TASK GOAL = Give the number of lines holding the string "JSON", and nothing else.
— BEGIN GIVEN DATA —
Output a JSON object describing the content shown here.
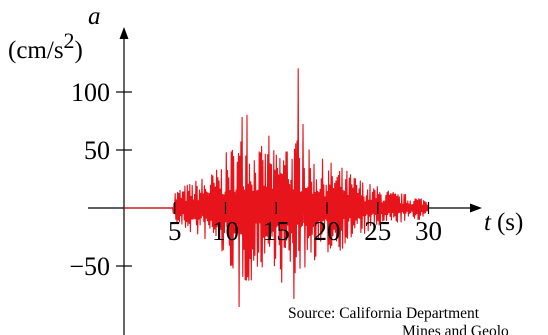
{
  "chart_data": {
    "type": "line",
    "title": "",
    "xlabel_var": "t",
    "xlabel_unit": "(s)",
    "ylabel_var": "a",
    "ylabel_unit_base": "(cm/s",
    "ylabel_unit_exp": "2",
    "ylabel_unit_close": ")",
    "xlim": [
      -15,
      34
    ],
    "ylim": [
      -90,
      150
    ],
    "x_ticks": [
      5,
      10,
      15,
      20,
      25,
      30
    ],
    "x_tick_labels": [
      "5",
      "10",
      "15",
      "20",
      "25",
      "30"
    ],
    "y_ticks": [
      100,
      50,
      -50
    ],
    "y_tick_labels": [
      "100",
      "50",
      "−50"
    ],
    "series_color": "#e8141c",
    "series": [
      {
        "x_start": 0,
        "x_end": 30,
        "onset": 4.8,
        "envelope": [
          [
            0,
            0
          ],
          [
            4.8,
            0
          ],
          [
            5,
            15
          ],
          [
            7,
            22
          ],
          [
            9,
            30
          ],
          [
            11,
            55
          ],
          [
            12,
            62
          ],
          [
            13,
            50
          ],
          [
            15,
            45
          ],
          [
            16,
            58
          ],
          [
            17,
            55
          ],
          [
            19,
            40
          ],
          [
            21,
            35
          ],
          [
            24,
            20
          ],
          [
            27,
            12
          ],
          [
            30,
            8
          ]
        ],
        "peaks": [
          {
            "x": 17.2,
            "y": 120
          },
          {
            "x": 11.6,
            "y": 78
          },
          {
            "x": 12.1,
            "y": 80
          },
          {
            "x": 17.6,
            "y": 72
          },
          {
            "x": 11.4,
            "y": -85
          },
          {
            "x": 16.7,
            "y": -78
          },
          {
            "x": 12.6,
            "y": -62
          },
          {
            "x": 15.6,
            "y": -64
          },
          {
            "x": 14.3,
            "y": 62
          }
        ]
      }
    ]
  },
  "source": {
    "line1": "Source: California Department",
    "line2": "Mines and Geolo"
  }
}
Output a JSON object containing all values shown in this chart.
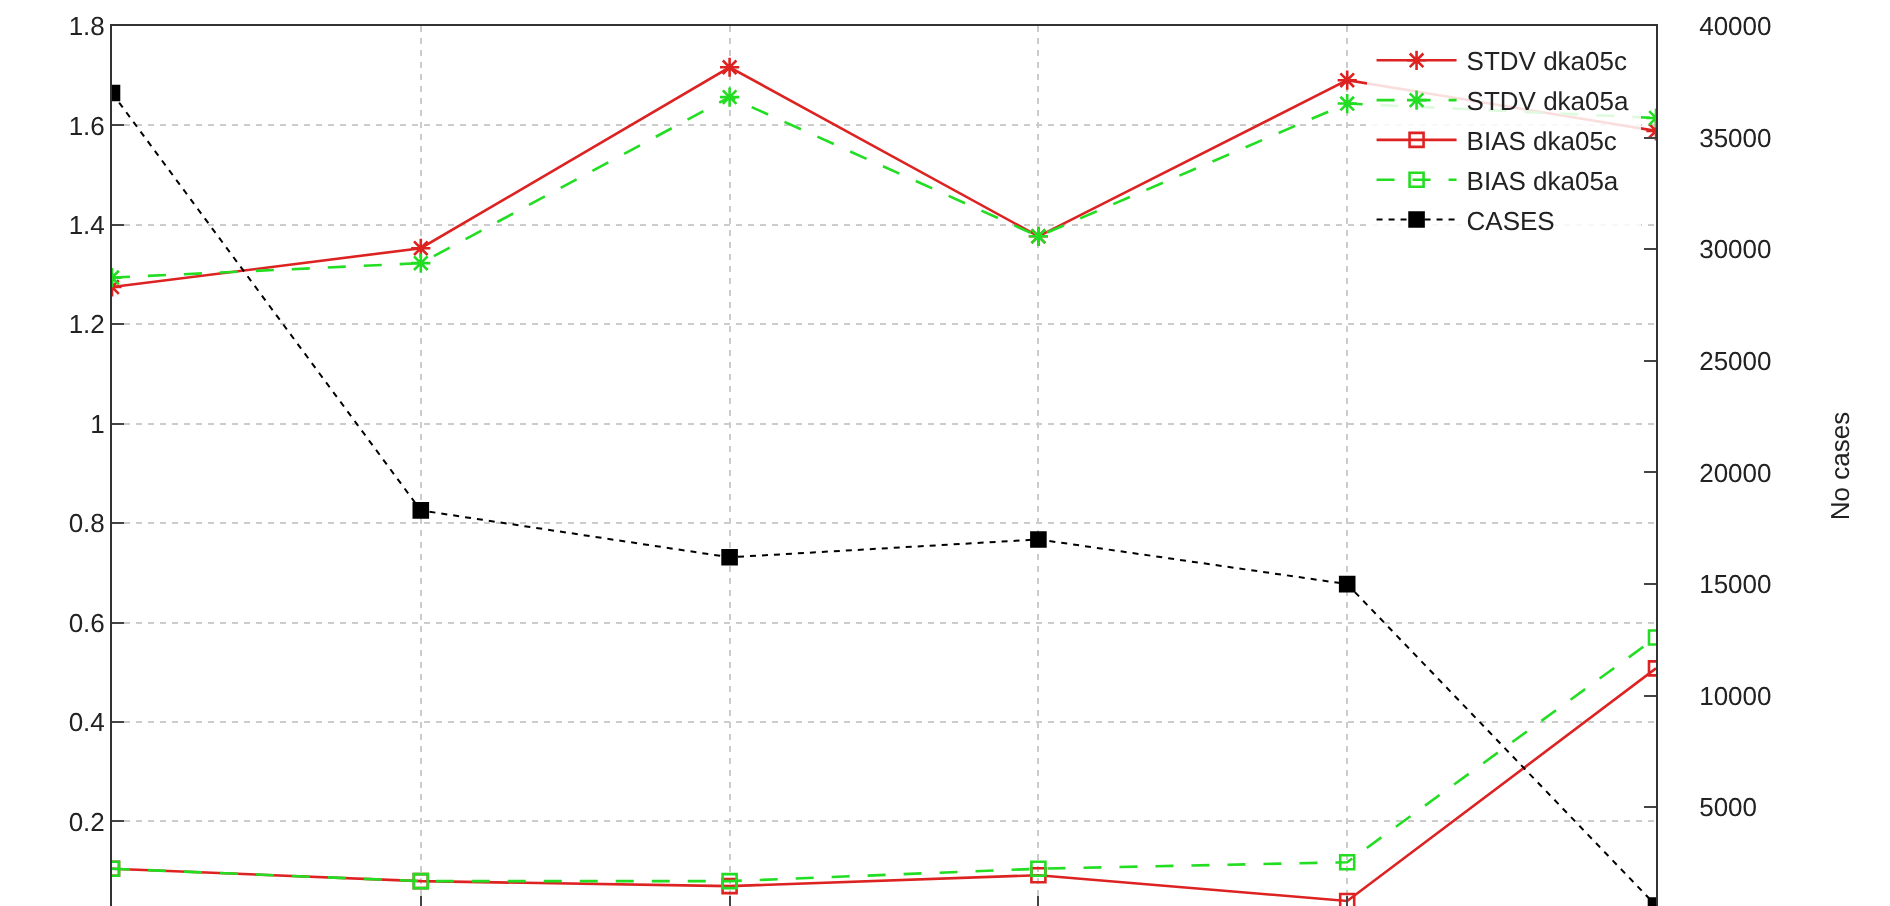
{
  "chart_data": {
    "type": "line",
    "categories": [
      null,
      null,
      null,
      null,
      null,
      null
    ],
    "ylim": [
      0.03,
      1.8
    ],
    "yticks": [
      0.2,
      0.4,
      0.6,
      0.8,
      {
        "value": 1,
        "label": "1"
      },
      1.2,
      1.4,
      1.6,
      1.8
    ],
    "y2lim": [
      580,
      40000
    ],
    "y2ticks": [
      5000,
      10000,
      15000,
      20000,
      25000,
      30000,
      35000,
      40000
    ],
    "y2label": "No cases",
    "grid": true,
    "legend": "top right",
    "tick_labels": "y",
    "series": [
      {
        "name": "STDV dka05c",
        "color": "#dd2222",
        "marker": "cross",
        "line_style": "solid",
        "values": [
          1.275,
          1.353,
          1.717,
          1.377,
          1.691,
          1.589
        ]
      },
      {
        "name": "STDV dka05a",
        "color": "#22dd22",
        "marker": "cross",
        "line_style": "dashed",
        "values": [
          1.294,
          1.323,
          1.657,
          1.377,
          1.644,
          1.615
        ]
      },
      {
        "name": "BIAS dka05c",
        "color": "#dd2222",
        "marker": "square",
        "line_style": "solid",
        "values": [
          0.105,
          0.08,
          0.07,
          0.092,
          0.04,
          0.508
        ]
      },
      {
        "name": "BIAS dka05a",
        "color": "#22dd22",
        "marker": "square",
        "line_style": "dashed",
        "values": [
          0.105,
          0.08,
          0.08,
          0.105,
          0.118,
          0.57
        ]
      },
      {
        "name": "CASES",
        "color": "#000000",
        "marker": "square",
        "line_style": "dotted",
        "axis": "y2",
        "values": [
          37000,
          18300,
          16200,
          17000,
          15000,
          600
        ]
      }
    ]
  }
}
— END GIVEN DATA —
— BEGIN GIVEN DATA —
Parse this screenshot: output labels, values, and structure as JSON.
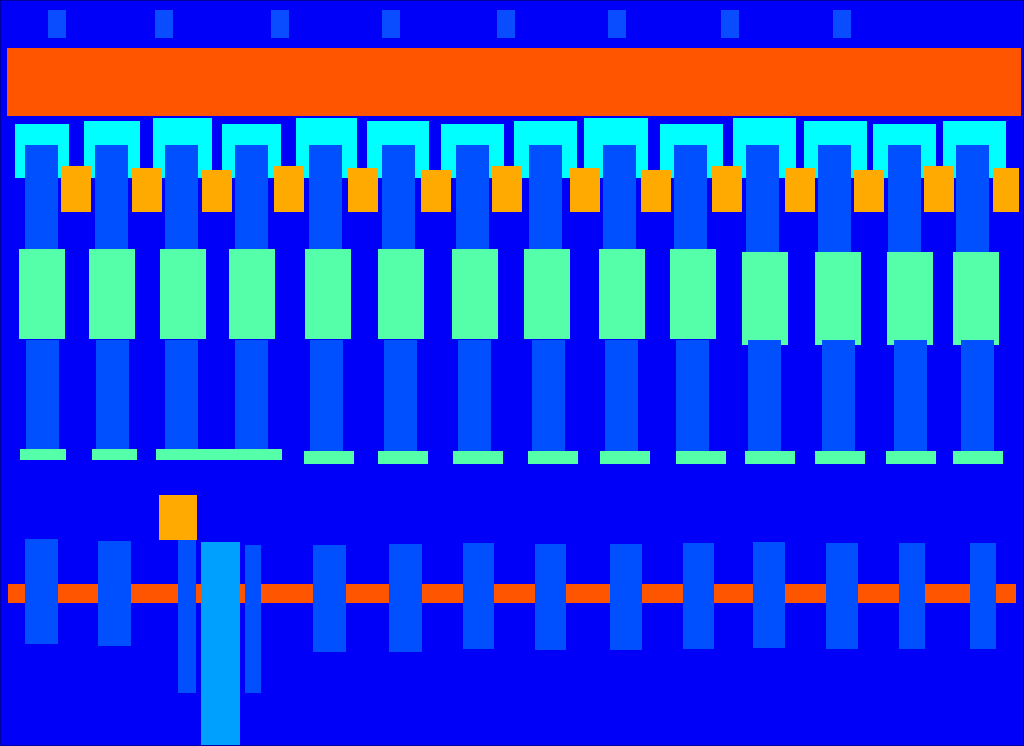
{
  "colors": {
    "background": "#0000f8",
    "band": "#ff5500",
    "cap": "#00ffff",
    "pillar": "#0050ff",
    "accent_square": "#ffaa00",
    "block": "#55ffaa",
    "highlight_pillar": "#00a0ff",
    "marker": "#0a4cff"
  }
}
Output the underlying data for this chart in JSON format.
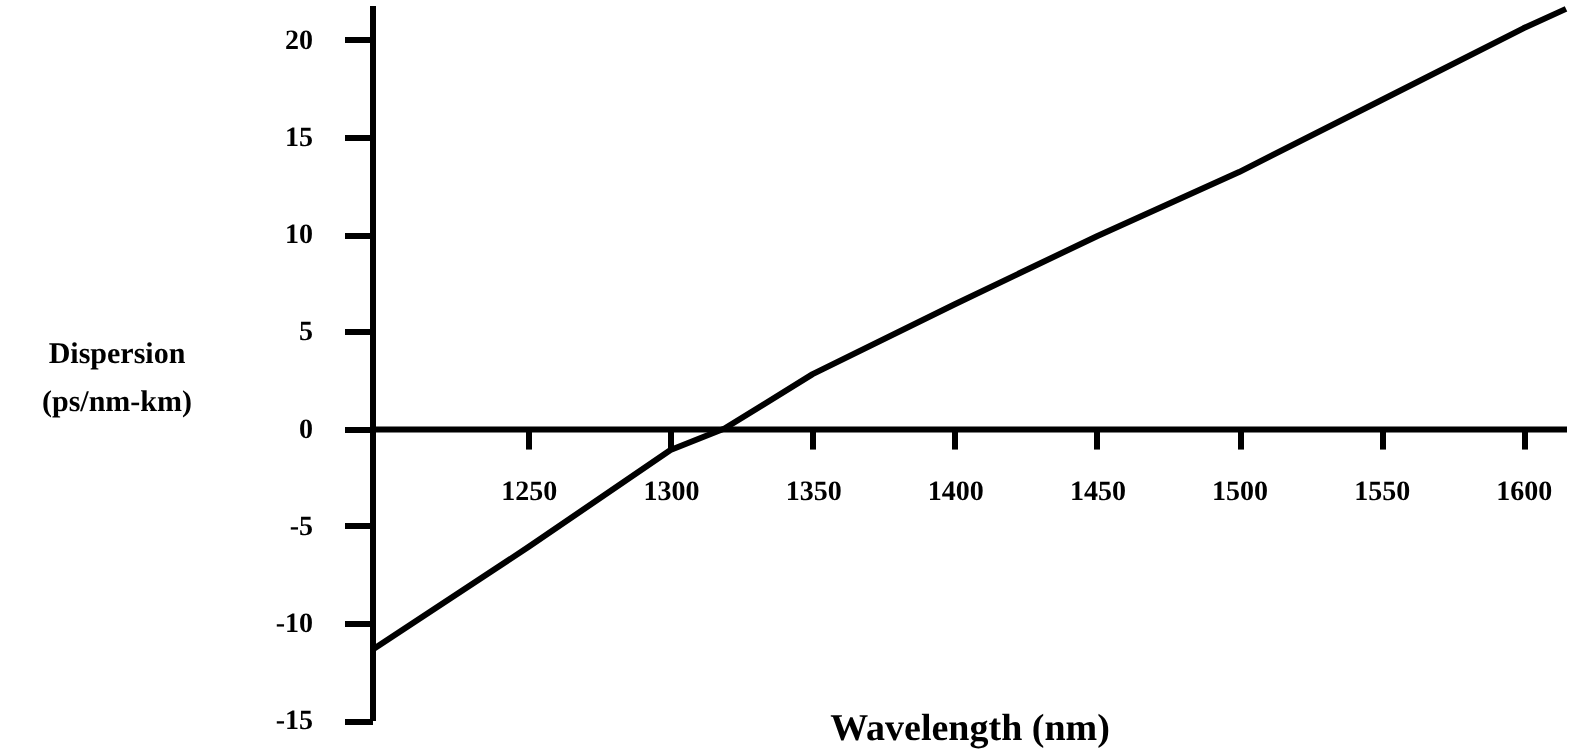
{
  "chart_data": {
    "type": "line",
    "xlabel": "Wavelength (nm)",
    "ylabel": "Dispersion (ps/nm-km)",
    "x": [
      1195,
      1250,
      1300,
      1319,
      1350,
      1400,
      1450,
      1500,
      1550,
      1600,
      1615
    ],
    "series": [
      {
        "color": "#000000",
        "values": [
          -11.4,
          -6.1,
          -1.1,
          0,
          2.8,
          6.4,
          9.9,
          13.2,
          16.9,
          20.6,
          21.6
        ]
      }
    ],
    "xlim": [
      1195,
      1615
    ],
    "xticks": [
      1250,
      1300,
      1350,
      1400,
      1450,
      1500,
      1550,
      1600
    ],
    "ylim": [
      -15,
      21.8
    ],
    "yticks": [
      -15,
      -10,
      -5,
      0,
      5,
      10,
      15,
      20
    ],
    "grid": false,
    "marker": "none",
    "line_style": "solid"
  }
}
— END GIVEN DATA —
THE REPLY = 4